§ **What the exercise asks**
Find the lines that hold the word "Compra" and return them.
---------- Records for this task ----------
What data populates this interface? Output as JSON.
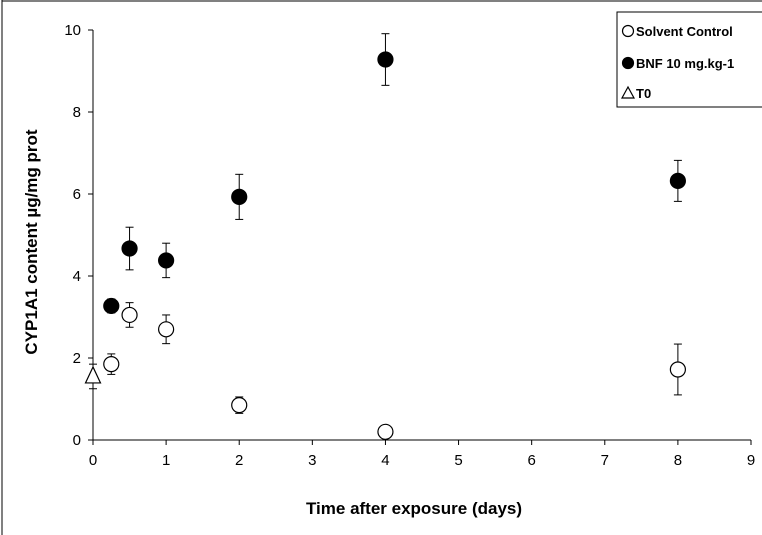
{
  "chart_data": {
    "type": "scatter",
    "title": "",
    "xlabel": "Time after exposure (days)",
    "ylabel": "CYP1A1 content µg/mg prot",
    "xlim": [
      0,
      9
    ],
    "ylim": [
      0,
      10
    ],
    "x_ticks": [
      0,
      1,
      2,
      3,
      4,
      5,
      6,
      7,
      8,
      9
    ],
    "y_ticks": [
      0,
      2,
      4,
      6,
      8,
      10
    ],
    "grid": false,
    "legend_position": "top-right",
    "series": [
      {
        "name": "Solvent Control",
        "marker": "open-circle",
        "x": [
          0.25,
          0.5,
          1,
          2,
          4,
          8
        ],
        "y": [
          1.85,
          3.05,
          2.7,
          0.85,
          0.2,
          1.72
        ],
        "error": [
          0.25,
          0.3,
          0.35,
          0.2,
          0.0,
          0.62
        ]
      },
      {
        "name": "BNF 10 mg.kg-1",
        "marker": "filled-circle",
        "x": [
          0.25,
          0.5,
          1,
          2,
          4,
          8
        ],
        "y": [
          3.27,
          4.67,
          4.38,
          5.93,
          9.28,
          6.32
        ],
        "error": [
          0.17,
          0.52,
          0.42,
          0.55,
          0.63,
          0.5
        ]
      },
      {
        "name": "T0",
        "marker": "open-triangle",
        "x": [
          0
        ],
        "y": [
          1.55
        ],
        "error": [
          0.3
        ]
      }
    ]
  },
  "colors": {
    "axis": "#000000",
    "marker_fill_filled": "#000000",
    "marker_fill_open": "#ffffff",
    "stroke": "#000000"
  }
}
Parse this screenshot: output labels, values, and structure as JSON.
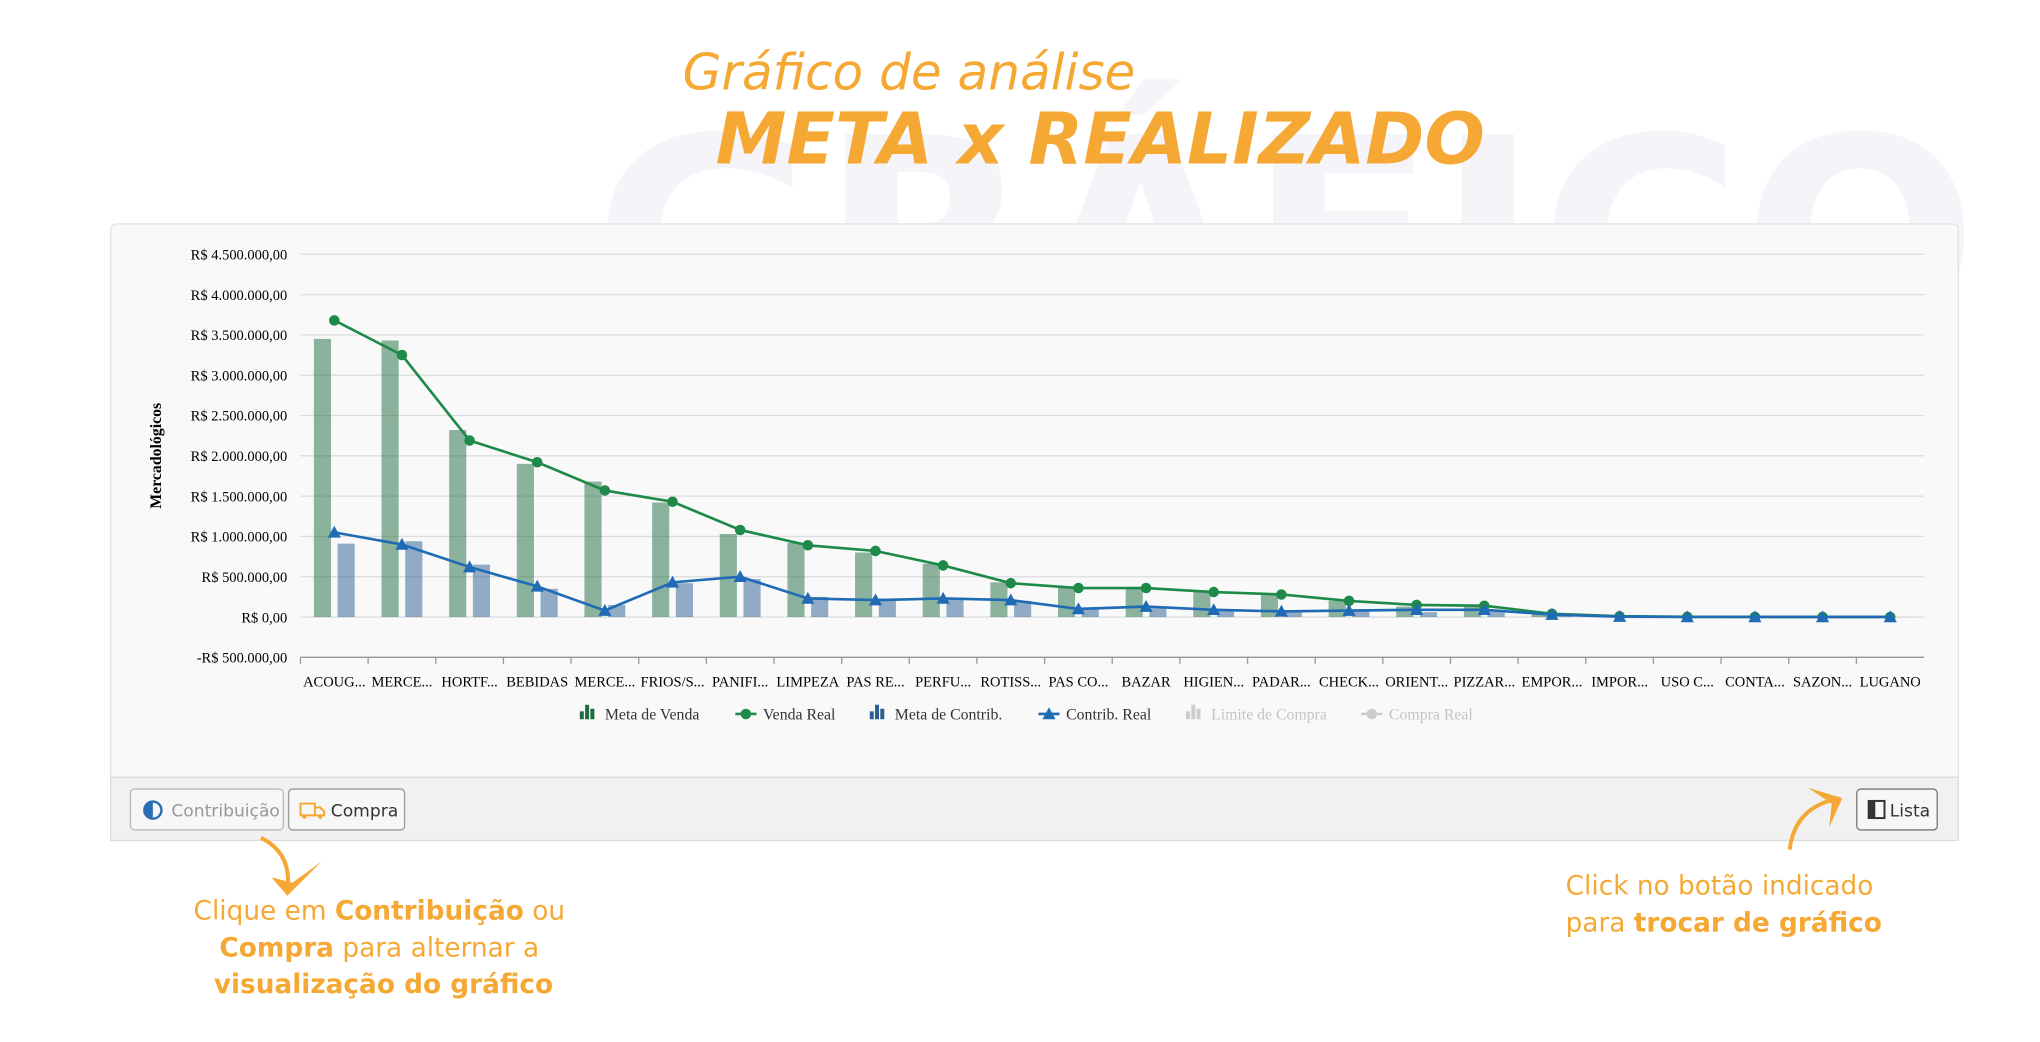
{
  "header": {
    "watermark": "GRÁFICO",
    "title": "Gráfico de análise",
    "subtitle": "META x REALIZADO"
  },
  "chart_data": {
    "type": "bar-line",
    "y_label": "Mercadológicos",
    "categories": [
      "ACOUG...",
      "MERCE...",
      "HORTF...",
      "BEBIDAS",
      "MERCE...",
      "FRIOS/S...",
      "PANIFI...",
      "LIMPEZA",
      "PAS RE...",
      "PERFU...",
      "ROTISS...",
      "PAS CO...",
      "BAZAR",
      "HIGIEN...",
      "PADAR...",
      "CHECK...",
      "ORIENT...",
      "PIZZAR...",
      "EMPOR...",
      "IMPOR...",
      "USO C...",
      "CONTA...",
      "SAZON...",
      "LUGANO"
    ],
    "ylim": [
      -500000,
      4500000
    ],
    "yticks": [
      {
        "value": -500000,
        "label": "-R$ 500.000,00"
      },
      {
        "value": 0,
        "label": "R$ 0,00"
      },
      {
        "value": 500000,
        "label": "R$ 500.000,00"
      },
      {
        "value": 1000000,
        "label": "R$ 1.000.000,00"
      },
      {
        "value": 1500000,
        "label": "R$ 1.500.000,00"
      },
      {
        "value": 2000000,
        "label": "R$ 2.000.000,00"
      },
      {
        "value": 2500000,
        "label": "R$ 2.500.000,00"
      },
      {
        "value": 3000000,
        "label": "R$ 3.000.000,00"
      },
      {
        "value": 3500000,
        "label": "R$ 3.500.000,00"
      },
      {
        "value": 4000000,
        "label": "R$ 4.000.000,00"
      },
      {
        "value": 4500000,
        "label": "R$ 4.500.000,00"
      }
    ],
    "grid": true,
    "series": [
      {
        "name": "Meta de Venda",
        "kind": "bar",
        "color": "#1e6b3f",
        "values": [
          3450000,
          3430000,
          2320000,
          1900000,
          1680000,
          1420000,
          1030000,
          920000,
          800000,
          660000,
          430000,
          380000,
          370000,
          330000,
          290000,
          200000,
          130000,
          130000,
          40000,
          15000,
          5000,
          3000,
          2000,
          1000
        ]
      },
      {
        "name": "Venda Real",
        "kind": "line",
        "marker": "circle",
        "color": "#1e8a4a",
        "values": [
          3680000,
          3250000,
          2190000,
          1920000,
          1570000,
          1430000,
          1080000,
          890000,
          820000,
          640000,
          420000,
          360000,
          360000,
          310000,
          280000,
          200000,
          150000,
          140000,
          40000,
          10000,
          3000,
          2000,
          1000,
          500
        ]
      },
      {
        "name": "Meta de Contrib.",
        "kind": "bar",
        "color": "#2a5e94",
        "values": [
          910000,
          940000,
          650000,
          350000,
          150000,
          420000,
          470000,
          250000,
          230000,
          230000,
          200000,
          120000,
          110000,
          100000,
          80000,
          70000,
          60000,
          70000,
          30000,
          10000,
          2000,
          1000,
          1000,
          500
        ]
      },
      {
        "name": "Contrib. Real",
        "kind": "line",
        "marker": "triangle",
        "color": "#1f6bb5",
        "values": [
          1050000,
          900000,
          620000,
          380000,
          80000,
          430000,
          500000,
          230000,
          210000,
          230000,
          210000,
          100000,
          130000,
          90000,
          70000,
          80000,
          90000,
          90000,
          30000,
          5000,
          1000,
          1000,
          500,
          500
        ]
      }
    ],
    "hidden_series": [
      {
        "name": "Limite de Compra",
        "marker": "bar"
      },
      {
        "name": "Compra Real",
        "marker": "circle"
      }
    ]
  },
  "buttons": {
    "contrib": "Contribuição",
    "compra": "Compra",
    "lista": "Lista"
  },
  "annotation_left": {
    "line1": [
      "Clique em ",
      "Contribuição",
      " ou"
    ],
    "line2": [
      "Compra",
      " para alternar a"
    ],
    "line3": "visualização do gráfico"
  },
  "annotation_right": {
    "line1": "Click no botão indicado",
    "line2": [
      "para ",
      "trocar de gráfico"
    ]
  }
}
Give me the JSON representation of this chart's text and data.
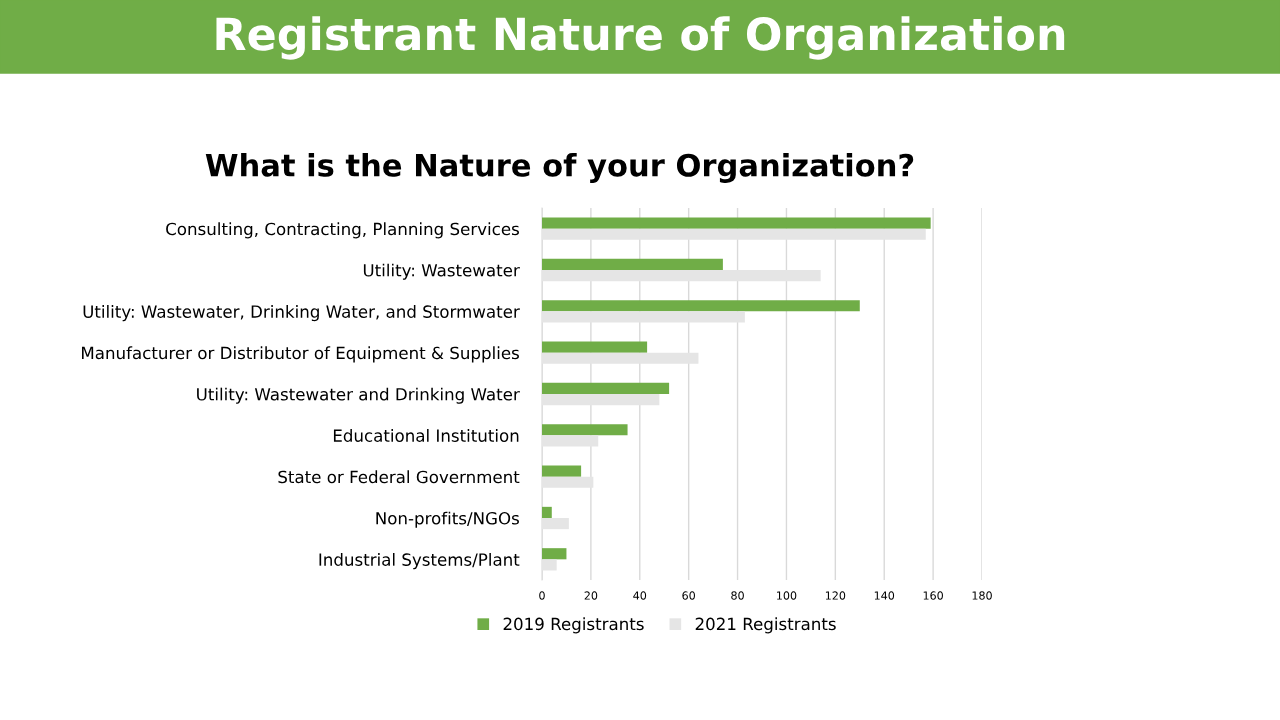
{
  "chart_data": {
    "type": "bar",
    "orientation": "horizontal",
    "title": "Registrant Nature of Organization",
    "subtitle": "What is the Nature of your Organization?",
    "categories": [
      "Consulting, Contracting, Planning Services",
      "Utility: Wastewater",
      "Utility: Wastewater, Drinking Water, and Stormwater",
      "Manufacturer or Distributor of Equipment & Supplies",
      "Utility: Wastewater and Drinking Water",
      "Educational Institution",
      "State or Federal Government",
      "Non-profits/NGOs",
      "Industrial Systems/Plant"
    ],
    "series": [
      {
        "name": "2019 Registrants",
        "color": "#70ad47",
        "values": [
          159,
          74,
          130,
          43,
          52,
          35,
          16,
          4,
          10
        ]
      },
      {
        "name": "2021 Registrants",
        "color": "#e5e5e5",
        "values": [
          157,
          114,
          83,
          64,
          48,
          23,
          21,
          11,
          6
        ]
      }
    ],
    "xlim": [
      0,
      180
    ],
    "xticks": [
      0,
      20,
      40,
      60,
      80,
      100,
      120,
      140,
      160,
      180
    ],
    "grid": "x",
    "legend": "bottom"
  }
}
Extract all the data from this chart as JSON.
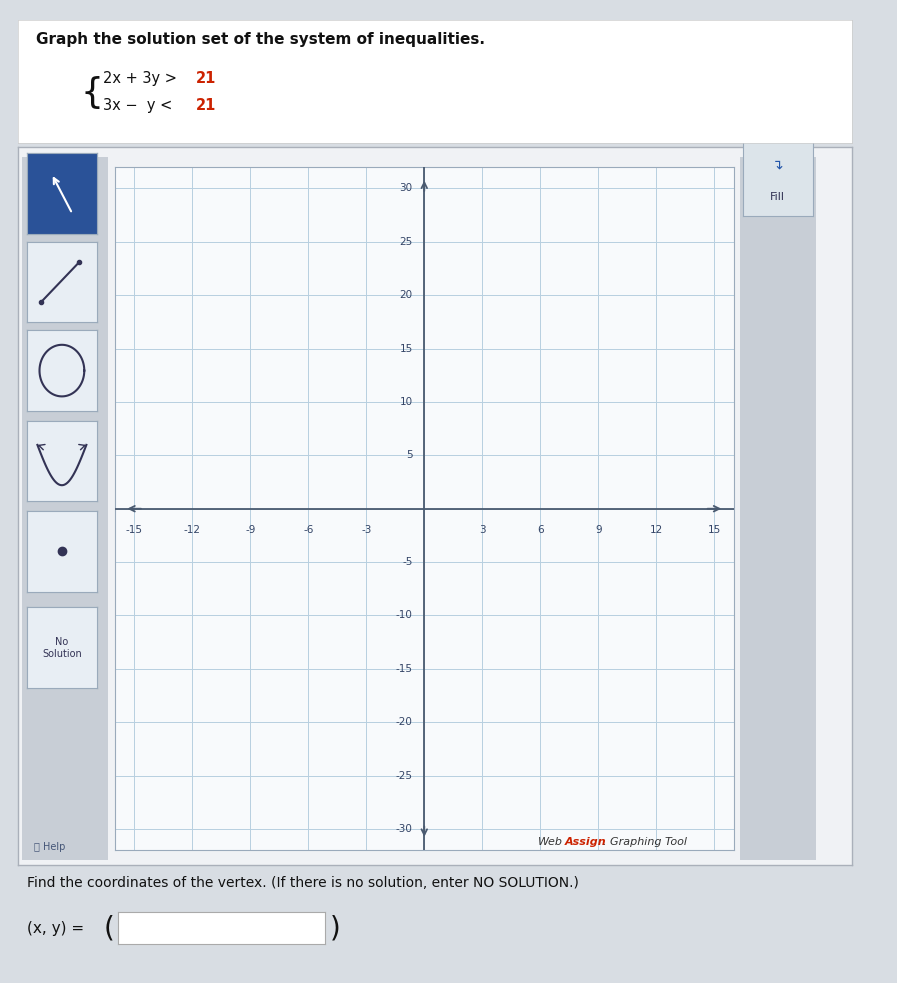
{
  "title_text": "Graph the solution set of the system of inequalities.",
  "eq1_black": "2x + 3y > ",
  "eq1_red": "21",
  "eq2_black": "3x −  y < ",
  "eq2_red": "21",
  "xlim": [
    -16,
    16
  ],
  "ylim": [
    -32,
    32
  ],
  "xticks": [
    -15,
    -12,
    -9,
    -6,
    -3,
    3,
    6,
    9,
    12,
    15
  ],
  "yticks": [
    -30,
    -25,
    -20,
    -15,
    -10,
    -5,
    5,
    10,
    15,
    20,
    25,
    30
  ],
  "grid_color": "#b8cfe0",
  "axis_color": "#4a5a70",
  "plot_bg": "#f8fafc",
  "panel_bg": "#c8ced6",
  "outer_bg": "#d8dde3",
  "white_bg": "#f0f2f5",
  "btn_blue": "#2a5298",
  "btn_light": "#e8eef4",
  "btn_border": "#9aaabb",
  "fill_btn_bg": "#dce4ea",
  "webassign_red": "#cc2200",
  "bottom_text": "Find the coordinates of the vertex. (If there is no solution, enter NO SOLUTION.)",
  "answer_label": "(x, y) = ",
  "figsize": [
    8.97,
    9.83
  ],
  "dpi": 100
}
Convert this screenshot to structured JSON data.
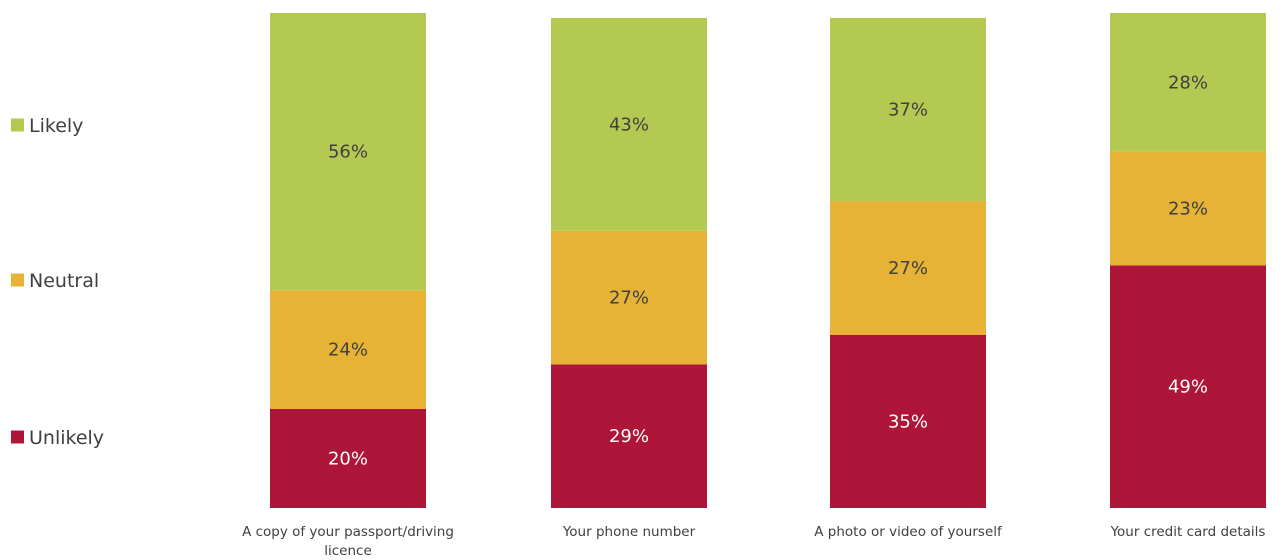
{
  "chart_data": {
    "type": "bar",
    "stacked": true,
    "normalized_percent": true,
    "categories": [
      [
        "A copy of your passport/driving",
        "licence"
      ],
      [
        "Your phone number"
      ],
      [
        "A photo or video of yourself"
      ],
      [
        "Your credit card details"
      ]
    ],
    "series": [
      {
        "name": "Unlikely",
        "color": "#ad1639",
        "label_color": "#ffffff",
        "values": [
          20,
          29,
          35,
          49
        ]
      },
      {
        "name": "Neutral",
        "color": "#e6b336",
        "label_color": "#404040",
        "values": [
          24,
          27,
          27,
          23
        ]
      },
      {
        "name": "Likely",
        "color": "#b4c952",
        "label_color": "#404040",
        "values": [
          56,
          43,
          37,
          28
        ]
      }
    ],
    "legend": {
      "position": "left",
      "order": [
        "Likely",
        "Neutral",
        "Unlikely"
      ]
    },
    "value_suffix": "%",
    "title": "",
    "xlabel": "",
    "ylabel": "",
    "ylim": [
      0,
      100
    ],
    "grid": false
  }
}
----------
§ **Task solution**
        "name": "Limite de Compra",
        "name": "Compra Real",
    "compra": "Compra",
      "Compra",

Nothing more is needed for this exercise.